To be done ::
Reproduce the rolling paper history text, starting with "However, people didn't" and going on through "in the mid-1400s.", and rename "bongs" to "hookahs" wherever it occurs.

However, people didn't usually smoke marijuana, tobacco, or other popular smoking plants with rolling papers back in the day. Instead, they used pipes or plant leaves. To this day, cigars are rolled with dried tobacco leaves, and it's still just as common to see people using glass pipes, water pipes, or bongs as it is to see someone rolling a blunt.
Rolling Papers in the Old World
As tobacco became more and more of a precious commodity in Europe, people started coming up with unique ways to conserve and smoke this novel substance. While people in the Americas had been smoking tobacco since around 6000 BC, Europeans had never had a single puff of this addictive substance until the colonization of North and South America began in the mid-1400s.
Tobacco quickly became a luxury item that the elite flaunted in front of their peasant subjects. As they gallivanted around in their carriages smoking cigars rolled in tobacco or palm leaves, they would toss the butts onto the side of the road. These butts would be clamored over and claimed by poor people almost immediately, and their contents would be removed and smoked again.
Without having access to dried tobacco leaves or similar rolling materials, peasants in Spain and other parts of Europe had a hard time using this leftover tobacco until someone had the bright idea to roll the discarded tobacco in scraps of newspaper. In desperation, these peasants neither knew nor cared that these newspaper scraps contained dangerous chemicals like lead and cadmium. Instead, they puffed away and marveled at their luck and ingenuity.
The Dawn of an Industry
Over time, papermakers in Europe became thoroughly disgusted that poor and working people were using scraps of filthy paper to smoke tobacco. However, this disgust alone wouldn't have motivated the inception of the rolling paper industry if it weren't for another factor: greed. Papermakers sensed that they could make money by producing rolling papers, so various paper factories in Spain started churning out these tiny rectangular pieces of paper en masse.

Provided data ::
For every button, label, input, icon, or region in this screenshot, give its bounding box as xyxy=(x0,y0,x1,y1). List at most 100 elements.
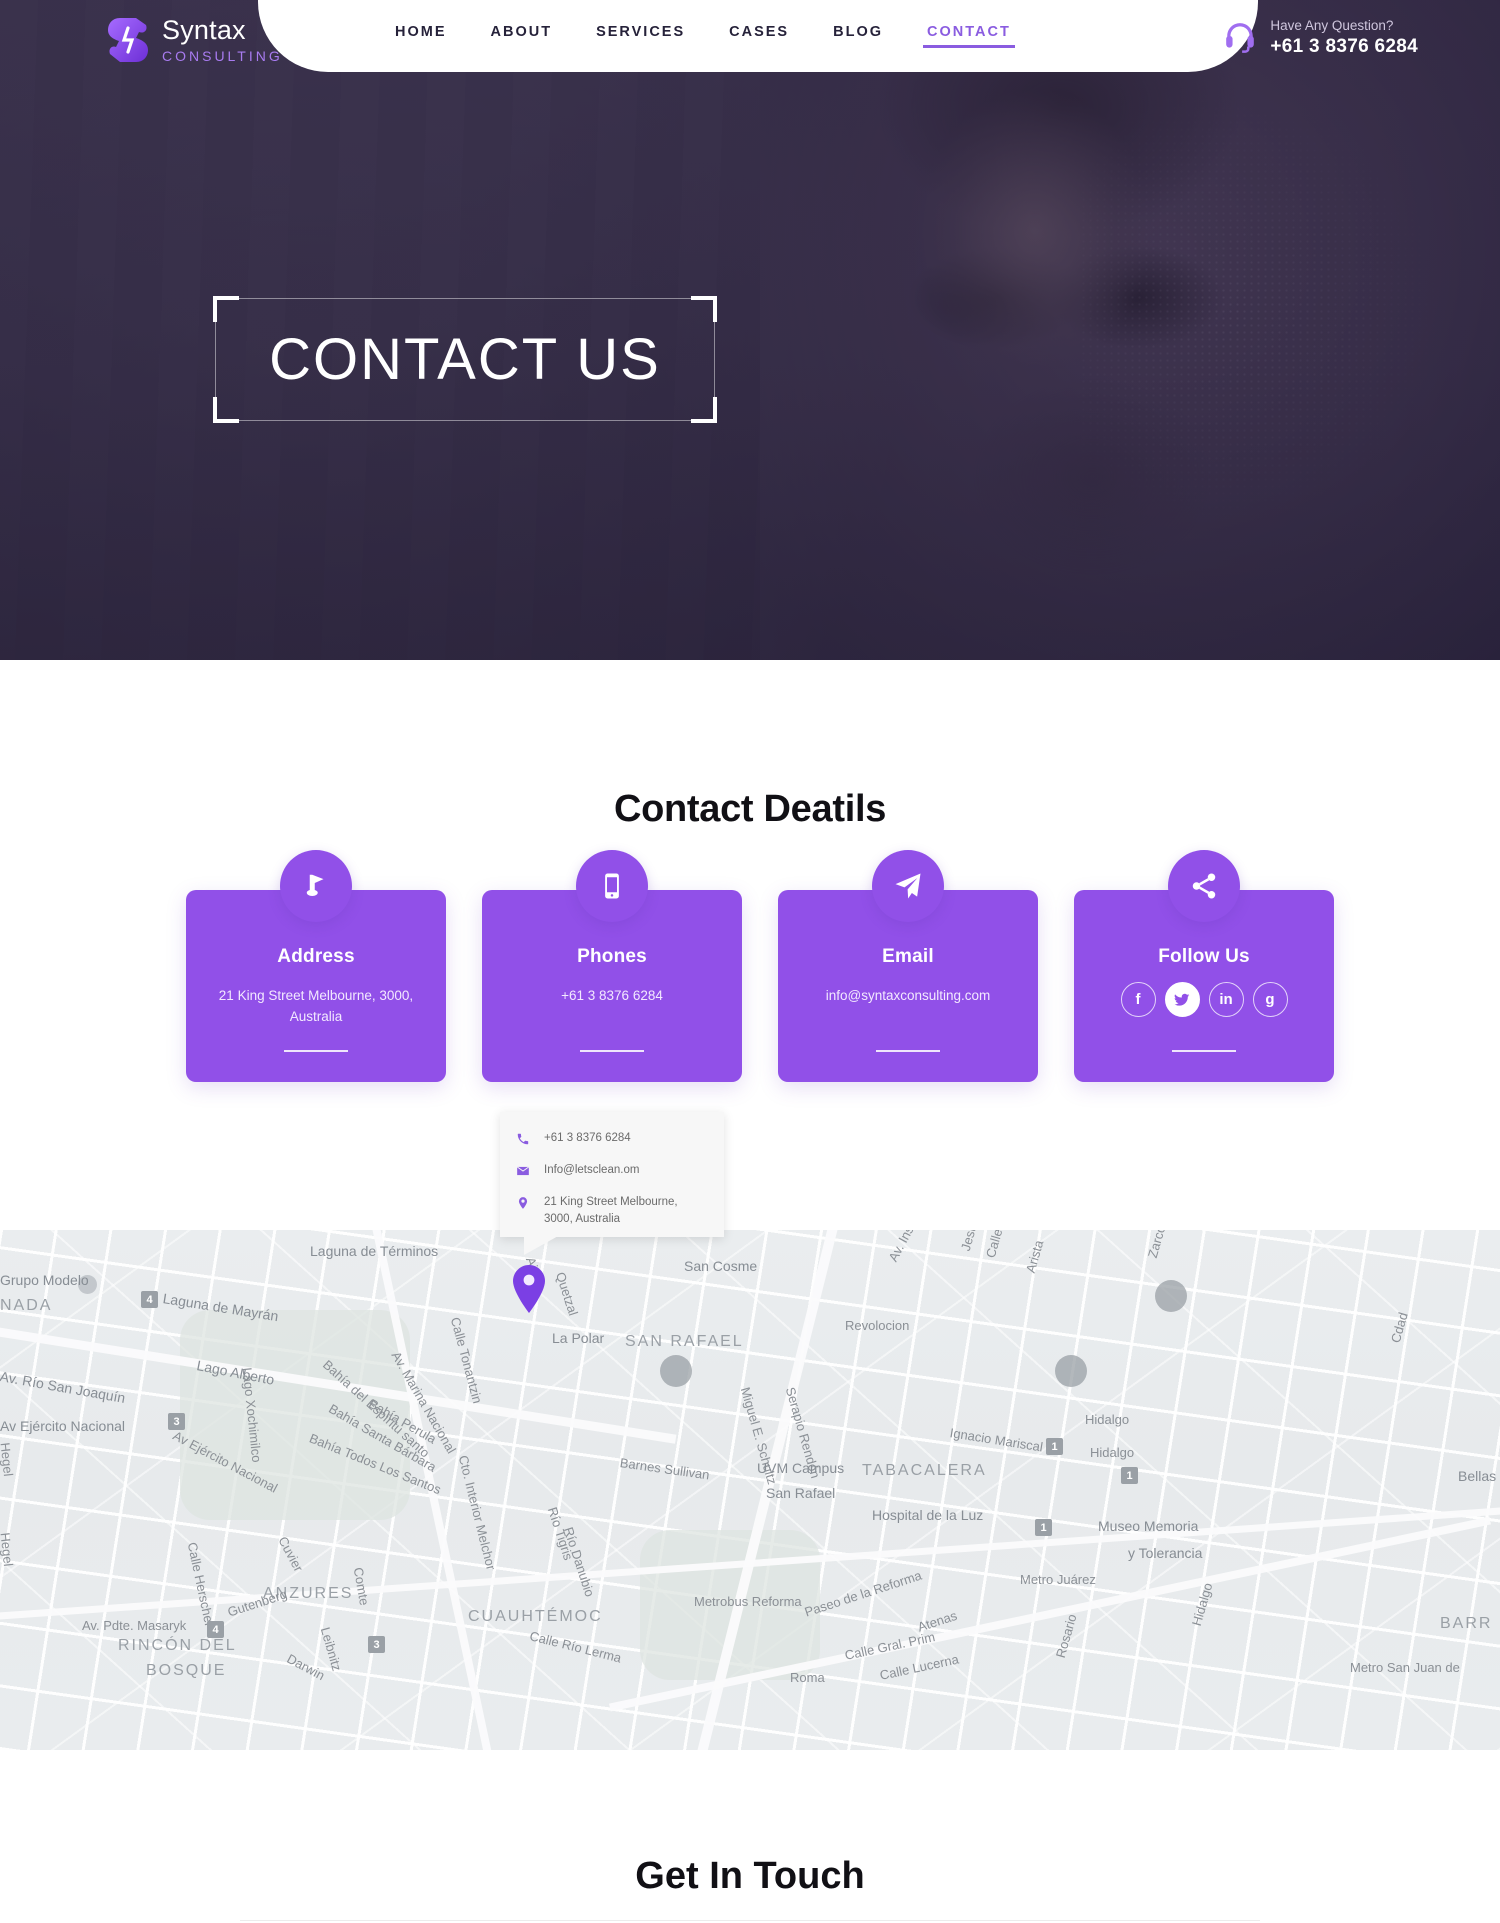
map-label: Av Ejército Nacional xyxy=(0,1418,126,1434)
location-pin-icon xyxy=(518,1196,528,1209)
header-contact-text: Have Any Question? +61 3 8376 6284 xyxy=(1270,18,1418,59)
map-route-badge: 3 xyxy=(168,1413,185,1430)
brand-name: Syntax xyxy=(162,15,246,45)
map-route-badge: 1 xyxy=(1035,1519,1052,1536)
form-divider xyxy=(240,1920,1260,1921)
map-label: SAN RAFAEL xyxy=(625,1333,744,1350)
map-route-badge: 3 xyxy=(368,1636,385,1653)
mobile-icon xyxy=(576,850,648,922)
map-label: Revolocion xyxy=(845,1318,910,1333)
twitter-icon[interactable] xyxy=(1164,982,1200,1017)
nav-item-home[interactable]: HOME xyxy=(395,24,447,62)
hero-banner: CONTACT US xyxy=(0,0,1500,660)
map-poi-icon xyxy=(660,1355,692,1387)
map-label: BARR xyxy=(1440,1615,1493,1632)
bubble-address: 21 King Street Melbourne, 3000, Australia xyxy=(544,1195,678,1226)
card-underline xyxy=(284,1050,348,1052)
nav-item-contact[interactable]: CONTACT xyxy=(923,24,1015,62)
bubble-email: Info@letsclean.om xyxy=(544,1163,640,1176)
map-marker-pin[interactable] xyxy=(512,1265,546,1313)
brand-tagline: CONSULTING xyxy=(162,48,283,64)
map-route-badge: 1 xyxy=(1121,1467,1138,1484)
flag-icon xyxy=(280,850,352,922)
map-poi-icon xyxy=(1055,1355,1087,1387)
card-title: Address xyxy=(277,946,355,967)
map-info-bubble: +61 3 8376 6284 Info@letsclean.om 21 Kin… xyxy=(500,1112,724,1255)
card-text: 21 King Street Melbourne, 3000, Australi… xyxy=(218,988,414,1024)
contact-card-email[interactable]: Email info@syntaxconsulting.com xyxy=(778,850,1038,1082)
map-label: CUAUHTÉMOC xyxy=(468,1608,603,1625)
google-plus-icon[interactable]: g xyxy=(1252,982,1288,1017)
page-title: CONTACT US xyxy=(269,327,661,392)
bubble-phone-row: +61 3 8376 6284 xyxy=(516,1130,708,1148)
header-phone-number[interactable]: +61 3 8376 6284 xyxy=(1270,36,1418,59)
bubble-tail xyxy=(524,1235,560,1255)
brand-logo[interactable]: Syntax CONSULTING xyxy=(106,16,283,64)
map-label: Av. Pdte. Masaryk xyxy=(82,1618,187,1633)
corner-top-right xyxy=(691,296,717,322)
nav-item-blog[interactable]: BLOG xyxy=(833,24,883,62)
main-navigation: HOME ABOUT SERVICES CASES BLOG CONTACT xyxy=(395,24,1015,62)
card-underline xyxy=(876,1050,940,1052)
syntax-s-logo-icon xyxy=(106,16,150,64)
location-map[interactable]: Grupo Modelo NADA Laguna de Términos Laguna… xyxy=(0,1230,1500,1750)
headset-icon xyxy=(1223,21,1257,55)
map-label: Hidalgo xyxy=(1090,1445,1135,1460)
header-contact-block[interactable]: Have Any Question? +61 3 8376 6284 xyxy=(1223,18,1418,59)
get-in-touch-heading: Get In Touch xyxy=(635,1855,865,1897)
linkedin-icon[interactable]: in xyxy=(1208,982,1244,1017)
card-text: info@syntaxconsulting.com xyxy=(825,988,991,1003)
map-label: Bellas xyxy=(1458,1468,1497,1484)
contact-details-heading: Contact Deatils xyxy=(613,788,887,830)
card-title: Email xyxy=(882,946,934,967)
phone-icon xyxy=(517,1133,529,1145)
social-links: f in g xyxy=(1120,982,1288,1017)
map-label: Hospital de la Luz xyxy=(872,1507,984,1523)
map-label: Metro San Juan de xyxy=(1350,1660,1460,1675)
map-label: San Cosme xyxy=(684,1258,758,1274)
facebook-icon[interactable]: f xyxy=(1120,982,1156,1017)
corner-bottom-left xyxy=(213,397,239,423)
bubble-email-row: Info@letsclean.om xyxy=(516,1162,708,1180)
contact-card-follow-us[interactable]: Follow Us f in g xyxy=(1074,850,1334,1082)
map-label: Laguna de Términos xyxy=(310,1243,439,1259)
bubble-address-row: 21 King Street Melbourne, 3000, Australia xyxy=(516,1194,708,1230)
map-route-badge: 4 xyxy=(207,1621,224,1638)
map-label: San Rafael xyxy=(766,1485,836,1501)
nav-item-cases[interactable]: CASES xyxy=(729,24,789,62)
hero-title-box: CONTACT US xyxy=(213,296,717,423)
get-in-touch-section: Get In Touch xyxy=(0,1750,1500,1923)
contact-cards: Address 21 King Street Melbourne, 3000, … xyxy=(186,850,1334,1082)
map-label: Grupo Modelo xyxy=(0,1272,89,1288)
contact-card-phones[interactable]: Phones +61 3 8376 6284 xyxy=(482,850,742,1082)
site-header: Syntax CONSULTING HOME ABOUT SERVICES CA… xyxy=(0,0,1500,78)
map-label: UVM Campus xyxy=(757,1460,845,1476)
map-route-badge: 1 xyxy=(1046,1438,1063,1455)
map-label: Hidalgo xyxy=(1085,1412,1130,1427)
contact-details-section: Contact Deatils Address 21 King Street M… xyxy=(0,660,1500,1230)
brand-text: Syntax CONSULTING xyxy=(162,15,283,64)
map-label: Metro Juárez xyxy=(1020,1572,1096,1587)
map-label: BOSQUE xyxy=(146,1662,227,1679)
card-underline xyxy=(580,1050,644,1052)
card-title: Phones xyxy=(577,946,647,967)
map-label: RINCÓN DEL xyxy=(118,1637,237,1654)
envelope-icon xyxy=(516,1166,530,1175)
nav-item-services[interactable]: SERVICES xyxy=(596,24,685,62)
corner-bottom-right xyxy=(691,397,717,423)
map-label: y Tolerancia xyxy=(1128,1545,1203,1561)
map-label: La Polar xyxy=(552,1330,605,1346)
map-poi-icon xyxy=(1155,1280,1187,1312)
contact-card-address[interactable]: Address 21 King Street Melbourne, 3000, … xyxy=(186,850,446,1082)
map-label: Museo Memoria xyxy=(1098,1518,1199,1534)
map-label: Metrobus Reforma xyxy=(694,1594,802,1609)
card-underline xyxy=(1172,1050,1236,1052)
card-text: +61 3 8376 6284 xyxy=(561,988,663,1003)
have-any-question-label: Have Any Question? xyxy=(1270,18,1394,33)
map-route-badge: 4 xyxy=(141,1291,158,1308)
paper-plane-icon xyxy=(872,850,944,922)
share-icon xyxy=(1168,850,1240,922)
map-label: Roma xyxy=(790,1670,825,1685)
nav-item-about[interactable]: ABOUT xyxy=(491,24,553,62)
map-label: NADA xyxy=(0,1297,53,1314)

Task output ::
However, people didn't usually smoke marijuana, tobacco, or other popular smoking plants with rolling papers back in the day. Instead, they used pipes or plant leaves. To this day, cigars are rolled with dried tobacco leaves, and it's still just as common to see people using glass pipes, water pipes, or hookahs as it is to see someone rolling a blunt.
Rolling Papers in the Old World
As tobacco became more and more of a precious commodity in Europe, people started coming up with unique ways to conserve and smoke this novel substance. While people in the Americas had been smoking tobacco since around 6000 BC, Europeans had never had a single puff of this addictive substance until the colonization of North and South America began in the mid-1400s.